# Start of RECORDS SUPPLIED
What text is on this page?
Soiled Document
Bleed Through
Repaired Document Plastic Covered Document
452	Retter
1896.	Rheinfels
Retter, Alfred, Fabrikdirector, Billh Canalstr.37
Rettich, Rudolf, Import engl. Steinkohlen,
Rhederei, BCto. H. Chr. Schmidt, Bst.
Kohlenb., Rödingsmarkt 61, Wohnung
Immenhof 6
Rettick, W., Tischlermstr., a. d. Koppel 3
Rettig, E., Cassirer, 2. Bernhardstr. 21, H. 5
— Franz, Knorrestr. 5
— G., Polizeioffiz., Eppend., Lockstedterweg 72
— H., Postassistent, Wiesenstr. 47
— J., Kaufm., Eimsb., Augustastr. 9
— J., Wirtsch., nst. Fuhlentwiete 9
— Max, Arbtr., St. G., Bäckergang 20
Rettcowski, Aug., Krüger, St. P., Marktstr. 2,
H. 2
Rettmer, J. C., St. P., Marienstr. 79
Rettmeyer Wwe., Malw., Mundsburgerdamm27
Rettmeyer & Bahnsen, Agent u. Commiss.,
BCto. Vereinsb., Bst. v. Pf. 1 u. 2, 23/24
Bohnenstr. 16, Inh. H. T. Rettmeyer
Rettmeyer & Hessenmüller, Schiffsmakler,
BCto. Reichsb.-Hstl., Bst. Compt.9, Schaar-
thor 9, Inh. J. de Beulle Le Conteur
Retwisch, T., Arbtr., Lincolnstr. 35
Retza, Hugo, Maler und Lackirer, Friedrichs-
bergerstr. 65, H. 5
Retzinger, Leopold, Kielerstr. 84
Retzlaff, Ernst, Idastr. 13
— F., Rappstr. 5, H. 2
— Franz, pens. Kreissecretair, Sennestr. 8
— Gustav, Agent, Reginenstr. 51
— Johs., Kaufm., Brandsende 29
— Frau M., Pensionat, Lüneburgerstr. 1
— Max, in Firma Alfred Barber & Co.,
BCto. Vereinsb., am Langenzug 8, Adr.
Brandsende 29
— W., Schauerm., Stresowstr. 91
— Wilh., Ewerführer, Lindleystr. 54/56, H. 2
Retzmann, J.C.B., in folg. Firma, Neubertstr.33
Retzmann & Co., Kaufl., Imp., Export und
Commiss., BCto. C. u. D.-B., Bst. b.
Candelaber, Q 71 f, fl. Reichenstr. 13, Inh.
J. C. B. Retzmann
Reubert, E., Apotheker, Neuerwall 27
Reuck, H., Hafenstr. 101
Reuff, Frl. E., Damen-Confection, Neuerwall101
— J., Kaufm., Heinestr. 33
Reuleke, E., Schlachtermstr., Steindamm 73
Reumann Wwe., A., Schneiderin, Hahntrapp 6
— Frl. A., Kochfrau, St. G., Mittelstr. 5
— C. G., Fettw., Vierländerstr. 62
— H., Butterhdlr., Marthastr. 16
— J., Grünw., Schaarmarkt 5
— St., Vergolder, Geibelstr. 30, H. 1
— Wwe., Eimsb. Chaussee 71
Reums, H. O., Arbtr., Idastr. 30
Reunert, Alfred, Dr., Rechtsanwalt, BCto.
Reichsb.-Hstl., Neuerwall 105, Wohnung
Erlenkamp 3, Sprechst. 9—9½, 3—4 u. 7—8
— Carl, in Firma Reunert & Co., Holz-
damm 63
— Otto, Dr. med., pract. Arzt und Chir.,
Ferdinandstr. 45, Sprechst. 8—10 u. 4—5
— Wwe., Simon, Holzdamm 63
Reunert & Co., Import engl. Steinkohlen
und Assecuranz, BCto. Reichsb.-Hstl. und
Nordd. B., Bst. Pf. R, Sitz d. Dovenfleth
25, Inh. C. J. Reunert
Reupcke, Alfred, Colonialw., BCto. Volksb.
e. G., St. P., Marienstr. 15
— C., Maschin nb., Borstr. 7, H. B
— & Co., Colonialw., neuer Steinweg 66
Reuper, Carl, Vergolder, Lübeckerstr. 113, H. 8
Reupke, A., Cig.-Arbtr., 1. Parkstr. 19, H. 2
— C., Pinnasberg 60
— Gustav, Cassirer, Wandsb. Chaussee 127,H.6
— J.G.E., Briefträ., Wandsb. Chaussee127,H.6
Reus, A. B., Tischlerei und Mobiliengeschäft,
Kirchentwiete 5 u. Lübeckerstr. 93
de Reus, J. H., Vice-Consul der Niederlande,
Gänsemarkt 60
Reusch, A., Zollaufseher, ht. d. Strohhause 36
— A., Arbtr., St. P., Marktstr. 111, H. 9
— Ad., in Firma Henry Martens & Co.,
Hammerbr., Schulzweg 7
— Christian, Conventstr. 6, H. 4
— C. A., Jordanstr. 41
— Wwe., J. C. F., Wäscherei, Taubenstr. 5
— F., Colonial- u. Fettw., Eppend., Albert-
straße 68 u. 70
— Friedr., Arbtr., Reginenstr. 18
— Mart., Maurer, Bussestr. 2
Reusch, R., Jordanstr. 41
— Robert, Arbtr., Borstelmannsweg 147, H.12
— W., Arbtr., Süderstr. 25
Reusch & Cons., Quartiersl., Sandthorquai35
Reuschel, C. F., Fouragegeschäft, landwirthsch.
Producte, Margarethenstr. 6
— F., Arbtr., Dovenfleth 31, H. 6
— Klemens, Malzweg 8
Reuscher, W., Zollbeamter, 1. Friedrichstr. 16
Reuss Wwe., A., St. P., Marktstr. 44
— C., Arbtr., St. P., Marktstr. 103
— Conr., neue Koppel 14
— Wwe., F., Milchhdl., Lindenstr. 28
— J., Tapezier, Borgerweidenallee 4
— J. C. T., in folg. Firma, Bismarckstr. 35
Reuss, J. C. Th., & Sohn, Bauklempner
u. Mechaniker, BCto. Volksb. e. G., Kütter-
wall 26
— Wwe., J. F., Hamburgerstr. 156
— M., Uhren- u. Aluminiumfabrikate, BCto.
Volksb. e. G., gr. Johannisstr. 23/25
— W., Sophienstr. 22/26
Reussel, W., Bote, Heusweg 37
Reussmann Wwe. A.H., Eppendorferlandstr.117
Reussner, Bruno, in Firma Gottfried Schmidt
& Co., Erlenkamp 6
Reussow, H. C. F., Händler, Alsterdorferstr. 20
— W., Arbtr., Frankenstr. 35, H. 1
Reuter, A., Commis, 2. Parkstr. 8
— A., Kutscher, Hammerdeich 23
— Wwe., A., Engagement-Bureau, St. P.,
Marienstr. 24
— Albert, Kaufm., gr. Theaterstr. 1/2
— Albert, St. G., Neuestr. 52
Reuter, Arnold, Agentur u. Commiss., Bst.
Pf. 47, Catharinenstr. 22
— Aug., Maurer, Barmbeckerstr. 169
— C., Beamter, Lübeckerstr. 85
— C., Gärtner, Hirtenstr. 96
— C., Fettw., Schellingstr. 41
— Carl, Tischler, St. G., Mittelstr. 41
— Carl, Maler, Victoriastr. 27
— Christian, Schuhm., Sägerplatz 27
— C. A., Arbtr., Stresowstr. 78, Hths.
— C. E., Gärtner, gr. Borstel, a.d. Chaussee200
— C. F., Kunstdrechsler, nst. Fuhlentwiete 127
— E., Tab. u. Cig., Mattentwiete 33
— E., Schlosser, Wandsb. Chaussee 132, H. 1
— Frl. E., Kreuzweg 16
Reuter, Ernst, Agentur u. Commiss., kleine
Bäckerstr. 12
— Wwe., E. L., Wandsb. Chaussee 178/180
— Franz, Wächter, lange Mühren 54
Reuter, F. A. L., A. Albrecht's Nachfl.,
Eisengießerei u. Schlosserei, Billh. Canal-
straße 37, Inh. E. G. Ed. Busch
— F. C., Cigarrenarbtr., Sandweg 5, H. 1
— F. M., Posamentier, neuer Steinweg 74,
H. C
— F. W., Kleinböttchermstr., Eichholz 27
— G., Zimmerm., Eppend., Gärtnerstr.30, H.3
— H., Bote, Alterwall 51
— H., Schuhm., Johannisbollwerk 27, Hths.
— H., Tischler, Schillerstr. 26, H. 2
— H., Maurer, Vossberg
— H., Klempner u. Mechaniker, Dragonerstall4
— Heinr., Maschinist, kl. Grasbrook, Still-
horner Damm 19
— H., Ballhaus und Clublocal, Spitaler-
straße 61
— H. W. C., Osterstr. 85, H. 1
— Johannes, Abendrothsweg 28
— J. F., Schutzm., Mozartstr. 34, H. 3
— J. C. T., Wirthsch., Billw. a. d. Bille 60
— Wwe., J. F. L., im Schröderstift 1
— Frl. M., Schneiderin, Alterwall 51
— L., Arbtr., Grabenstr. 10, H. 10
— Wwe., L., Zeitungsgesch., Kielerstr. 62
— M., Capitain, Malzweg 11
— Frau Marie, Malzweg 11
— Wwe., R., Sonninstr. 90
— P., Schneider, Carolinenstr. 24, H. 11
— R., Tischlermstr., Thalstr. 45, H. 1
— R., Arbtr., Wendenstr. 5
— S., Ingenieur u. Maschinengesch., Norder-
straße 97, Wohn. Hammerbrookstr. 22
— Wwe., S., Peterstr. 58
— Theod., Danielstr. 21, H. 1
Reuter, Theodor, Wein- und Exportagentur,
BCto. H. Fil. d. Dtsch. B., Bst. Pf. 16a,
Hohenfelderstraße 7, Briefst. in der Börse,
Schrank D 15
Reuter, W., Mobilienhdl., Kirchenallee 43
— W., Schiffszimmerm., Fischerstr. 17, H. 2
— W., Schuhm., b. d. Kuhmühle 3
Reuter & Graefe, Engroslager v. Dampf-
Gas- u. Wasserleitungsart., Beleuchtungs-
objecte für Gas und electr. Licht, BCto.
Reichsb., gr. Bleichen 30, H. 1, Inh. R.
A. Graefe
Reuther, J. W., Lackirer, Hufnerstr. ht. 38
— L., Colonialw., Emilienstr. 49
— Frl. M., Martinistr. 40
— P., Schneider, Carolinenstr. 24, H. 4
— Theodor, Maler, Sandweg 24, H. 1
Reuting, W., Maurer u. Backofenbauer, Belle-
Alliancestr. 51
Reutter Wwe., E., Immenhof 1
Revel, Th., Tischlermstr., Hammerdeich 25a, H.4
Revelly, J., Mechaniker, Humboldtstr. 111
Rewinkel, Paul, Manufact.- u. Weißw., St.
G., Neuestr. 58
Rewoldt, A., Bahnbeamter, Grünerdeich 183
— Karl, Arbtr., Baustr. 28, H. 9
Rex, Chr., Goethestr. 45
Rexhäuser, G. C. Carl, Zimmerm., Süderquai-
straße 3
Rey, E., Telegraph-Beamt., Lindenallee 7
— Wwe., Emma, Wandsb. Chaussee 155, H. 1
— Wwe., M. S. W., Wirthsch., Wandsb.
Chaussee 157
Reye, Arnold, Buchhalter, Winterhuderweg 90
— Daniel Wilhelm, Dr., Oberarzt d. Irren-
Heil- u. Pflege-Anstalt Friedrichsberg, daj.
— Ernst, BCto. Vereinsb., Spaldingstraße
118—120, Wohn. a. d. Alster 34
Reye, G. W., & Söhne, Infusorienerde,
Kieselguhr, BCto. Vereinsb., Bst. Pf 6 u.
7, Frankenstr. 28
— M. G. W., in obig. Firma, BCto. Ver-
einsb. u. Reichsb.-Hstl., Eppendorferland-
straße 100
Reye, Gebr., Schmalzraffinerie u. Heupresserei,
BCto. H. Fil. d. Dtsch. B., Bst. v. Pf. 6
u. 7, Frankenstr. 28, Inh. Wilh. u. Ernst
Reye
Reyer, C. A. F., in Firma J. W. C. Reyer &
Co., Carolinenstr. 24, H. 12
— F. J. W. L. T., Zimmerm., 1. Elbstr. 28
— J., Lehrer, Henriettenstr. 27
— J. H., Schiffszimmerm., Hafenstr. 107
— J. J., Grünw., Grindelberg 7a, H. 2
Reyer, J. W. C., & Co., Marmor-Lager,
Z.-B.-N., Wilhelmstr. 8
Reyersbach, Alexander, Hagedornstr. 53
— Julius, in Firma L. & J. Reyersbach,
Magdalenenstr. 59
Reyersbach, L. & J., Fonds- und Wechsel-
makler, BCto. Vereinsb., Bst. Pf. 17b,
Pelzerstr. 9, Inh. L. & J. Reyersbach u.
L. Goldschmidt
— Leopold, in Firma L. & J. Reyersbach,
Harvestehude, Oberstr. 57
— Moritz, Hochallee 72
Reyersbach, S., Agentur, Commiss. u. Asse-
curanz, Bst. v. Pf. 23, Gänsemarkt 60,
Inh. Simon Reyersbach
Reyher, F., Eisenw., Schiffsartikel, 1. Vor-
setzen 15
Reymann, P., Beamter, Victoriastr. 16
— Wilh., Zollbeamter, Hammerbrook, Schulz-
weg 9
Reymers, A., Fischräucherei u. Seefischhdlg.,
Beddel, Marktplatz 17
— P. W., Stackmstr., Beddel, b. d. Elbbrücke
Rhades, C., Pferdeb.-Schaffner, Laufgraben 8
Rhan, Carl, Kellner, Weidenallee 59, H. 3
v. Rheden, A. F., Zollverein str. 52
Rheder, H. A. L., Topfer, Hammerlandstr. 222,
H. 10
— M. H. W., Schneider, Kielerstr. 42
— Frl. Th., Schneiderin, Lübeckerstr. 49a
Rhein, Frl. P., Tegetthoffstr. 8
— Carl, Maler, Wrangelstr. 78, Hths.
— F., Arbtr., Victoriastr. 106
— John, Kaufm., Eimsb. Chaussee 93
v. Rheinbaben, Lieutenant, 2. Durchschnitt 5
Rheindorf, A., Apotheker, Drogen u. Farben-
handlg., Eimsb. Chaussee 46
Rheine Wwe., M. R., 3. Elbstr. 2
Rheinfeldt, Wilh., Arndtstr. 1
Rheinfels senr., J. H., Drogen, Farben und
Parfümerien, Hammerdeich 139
# End of RECORDS SUPPLIED
Gather from the entries above all lines that include the string "Eimsb".

— J., Kaufm., Eimsb., Augustastr. 9
— Wwe., Eimsb. Chaussee 71
— John, Kaufm., Eimsb. Chaussee 93
handlg., Eimsb. Chaussee 46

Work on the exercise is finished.